## Challenge
Word for word, print each line of the listing below; pictures stay out.

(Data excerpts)
>> start
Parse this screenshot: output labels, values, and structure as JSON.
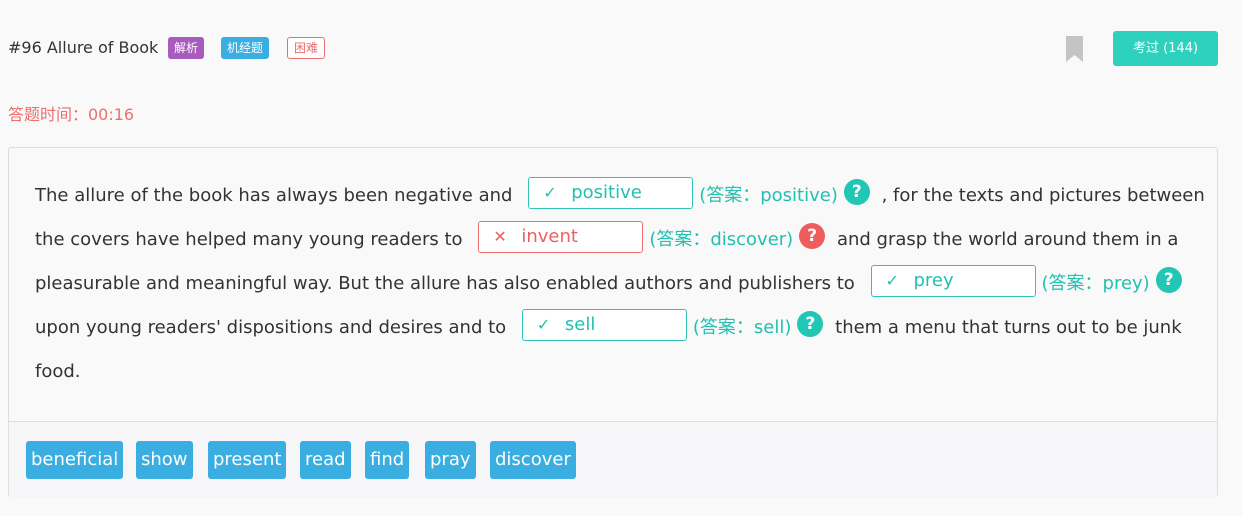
{
  "header": {
    "title": "#96 Allure of Book",
    "tags": [
      "解析",
      "机经题",
      "困难"
    ],
    "bookmark_icon": "bookmark-icon",
    "pass_button": "考过 (144)"
  },
  "timer": "答题时间：00:16",
  "passage": {
    "seg1": "The allure of the book has always been negative and",
    "blank1": {
      "value": "positive",
      "answer": "(答案：positive)",
      "status": "correct"
    },
    "seg2": ", for the texts and pictures between the covers have helped many young readers to",
    "blank2": {
      "value": "invent",
      "answer": "(答案：discover)",
      "status": "wrong"
    },
    "seg3": "and grasp the world around them in a pleasurable and meaningful way. But the allure has also enabled authors and publishers to",
    "blank3": {
      "value": "prey",
      "answer": "(答案：prey)",
      "status": "correct"
    },
    "seg4": "upon young readers' dispositions and desires and to",
    "blank4": {
      "value": "sell",
      "answer": "(答案：sell)",
      "status": "correct"
    },
    "seg5": "them a menu that turns out to be junk food."
  },
  "icons": {
    "check": "✓",
    "cross": "✕",
    "help": "?"
  },
  "word_bank": [
    "beneficial",
    "show",
    "present",
    "read",
    "find",
    "pray",
    "discover"
  ],
  "colors": {
    "accent": "#2ed0be",
    "correct": "#22c0b0",
    "wrong": "#ee5f5f",
    "chip": "#3aaee0",
    "timer": "#ee6e6e"
  }
}
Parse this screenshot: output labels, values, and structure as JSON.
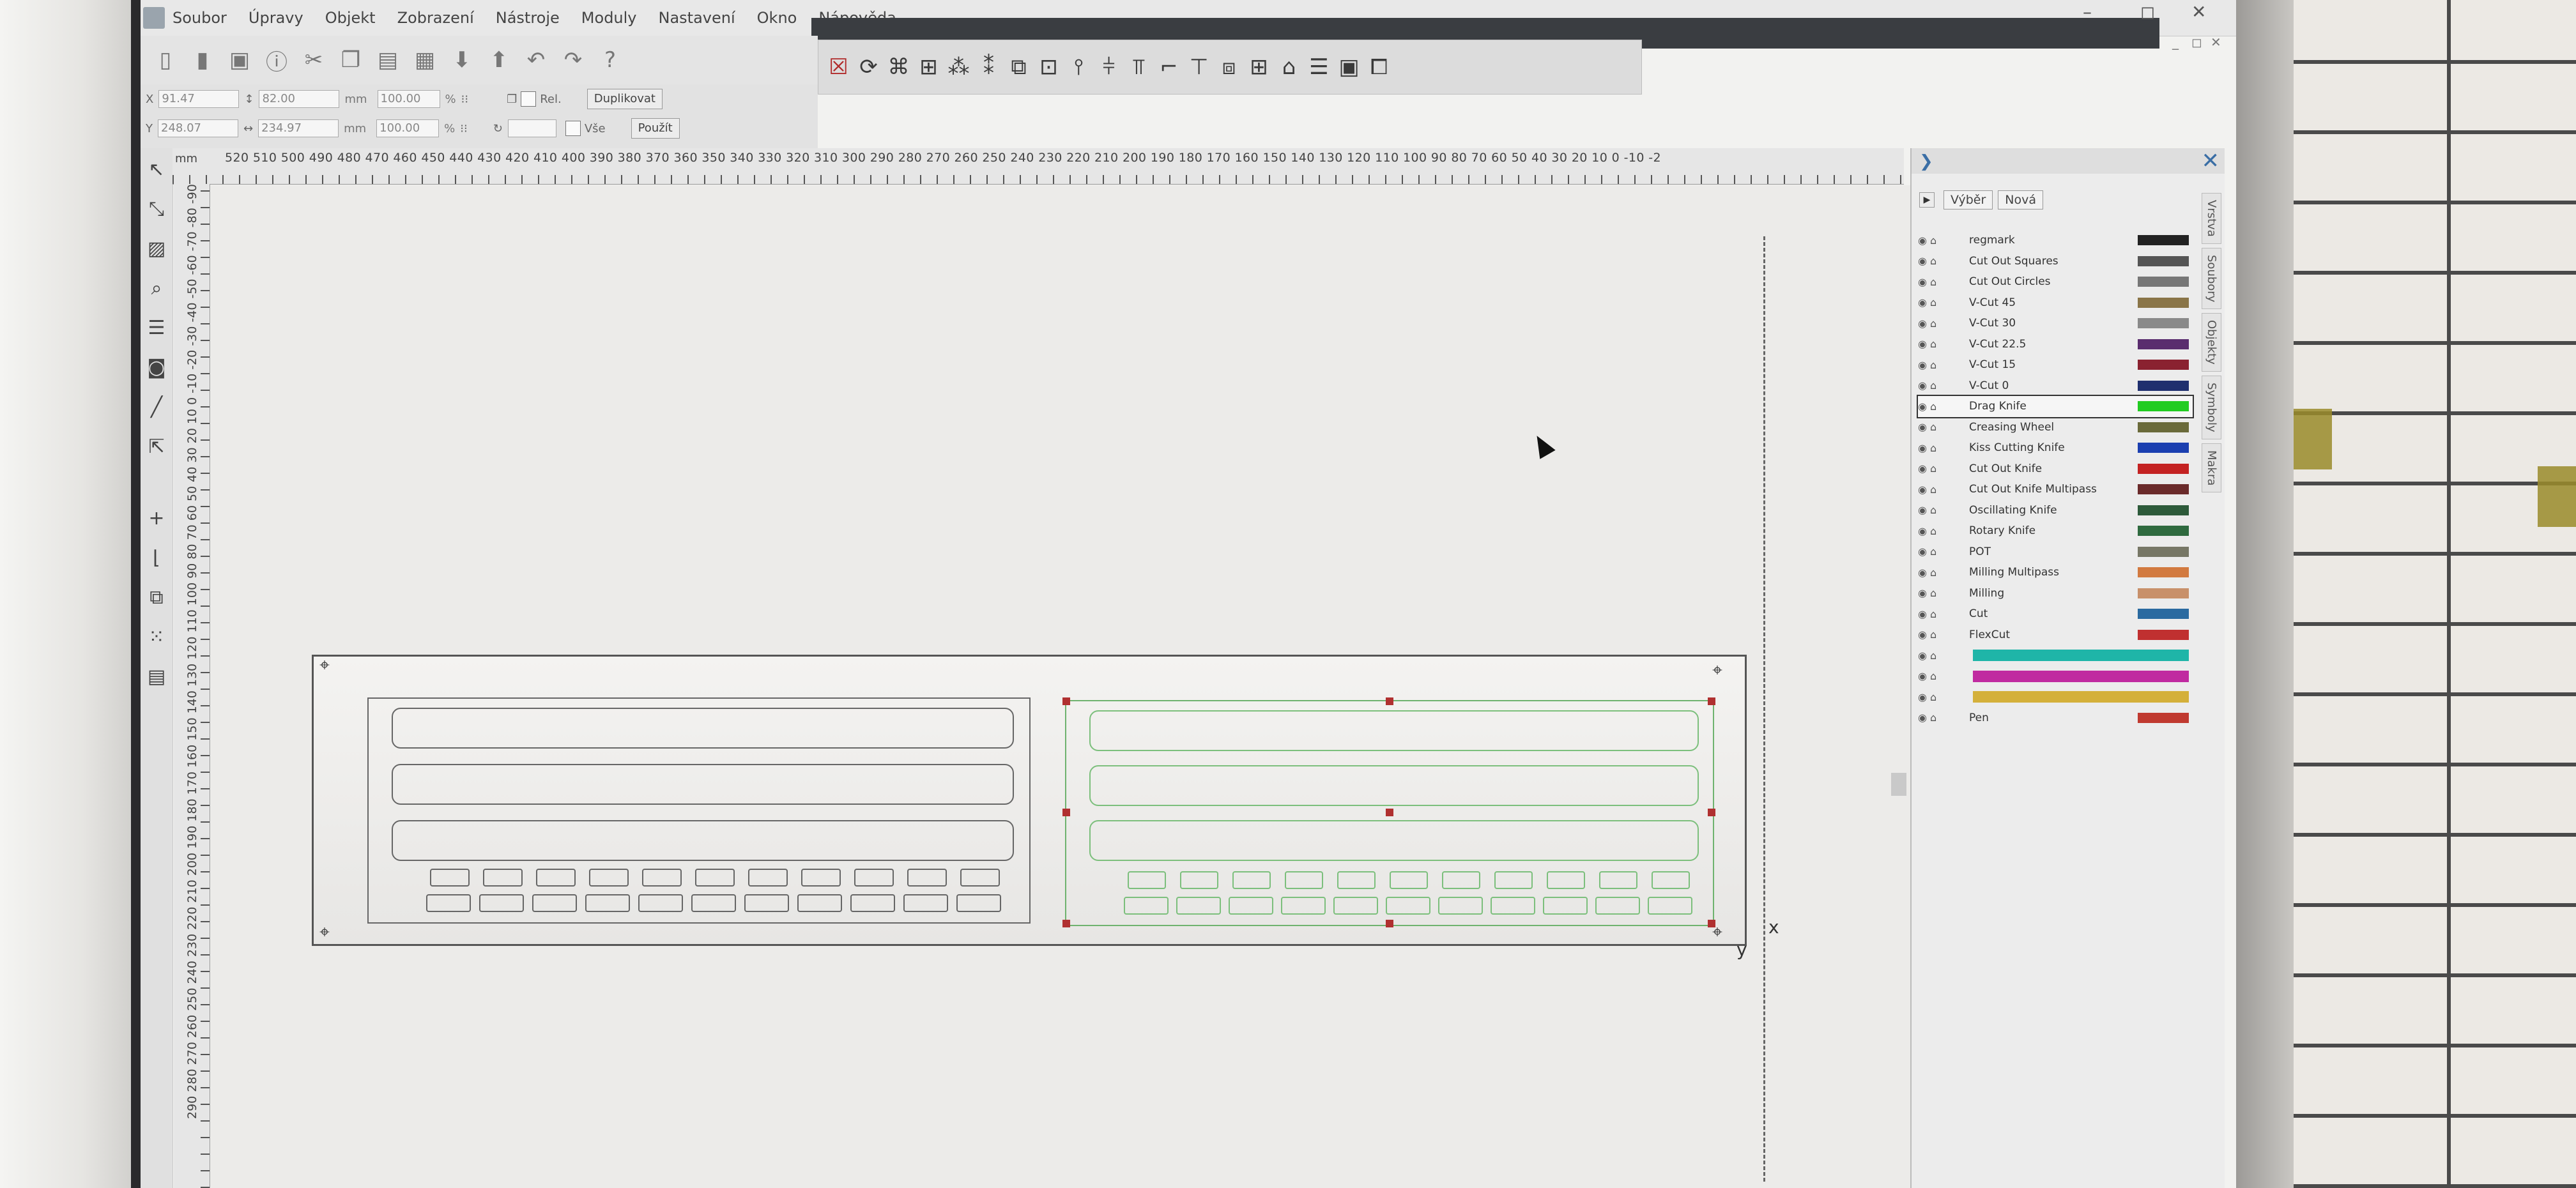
>> end
## Expected answer
Parse this screenshot: output labels, values, and structure as JSON.
{
  "header": {
    "title": "#96 Allure of Book",
    "tags": [
      "解析",
      "机经题",
      "困难"
    ],
    "bookmark_icon": "bookmark-icon",
    "pass_button": "考过 (144)"
  },
  "timer": "答题时间：00:16",
  "passage": {
    "seg1": "The allure of the book has always been negative and",
    "blank1": {
      "value": "positive",
      "answer": "(答案：positive)",
      "status": "correct"
    },
    "seg2": ", for the texts and pictures between the covers have helped many young readers to",
    "blank2": {
      "value": "invent",
      "answer": "(答案：discover)",
      "status": "wrong"
    },
    "seg3": "and grasp the world around them in a pleasurable and meaningful way. But the allure has also enabled authors and publishers to",
    "blank3": {
      "value": "prey",
      "answer": "(答案：prey)",
      "status": "correct"
    },
    "seg4": "upon young readers' dispositions and desires and to",
    "blank4": {
      "value": "sell",
      "answer": "(答案：sell)",
      "status": "correct"
    },
    "seg5": "them a menu that turns out to be junk food."
  },
  "icons": {
    "check": "✓",
    "cross": "✕",
    "help": "?"
  },
  "word_bank": [
    "beneficial",
    "show",
    "present",
    "read",
    "find",
    "pray",
    "discover"
  ],
  "colors": {
    "accent": "#2ed0be",
    "correct": "#22c0b0",
    "wrong": "#ee5f5f",
    "chip": "#3aaee0",
    "timer": "#ee6e6e"
  }
}
Parse this screenshot: output labels, values, and structure as JSON.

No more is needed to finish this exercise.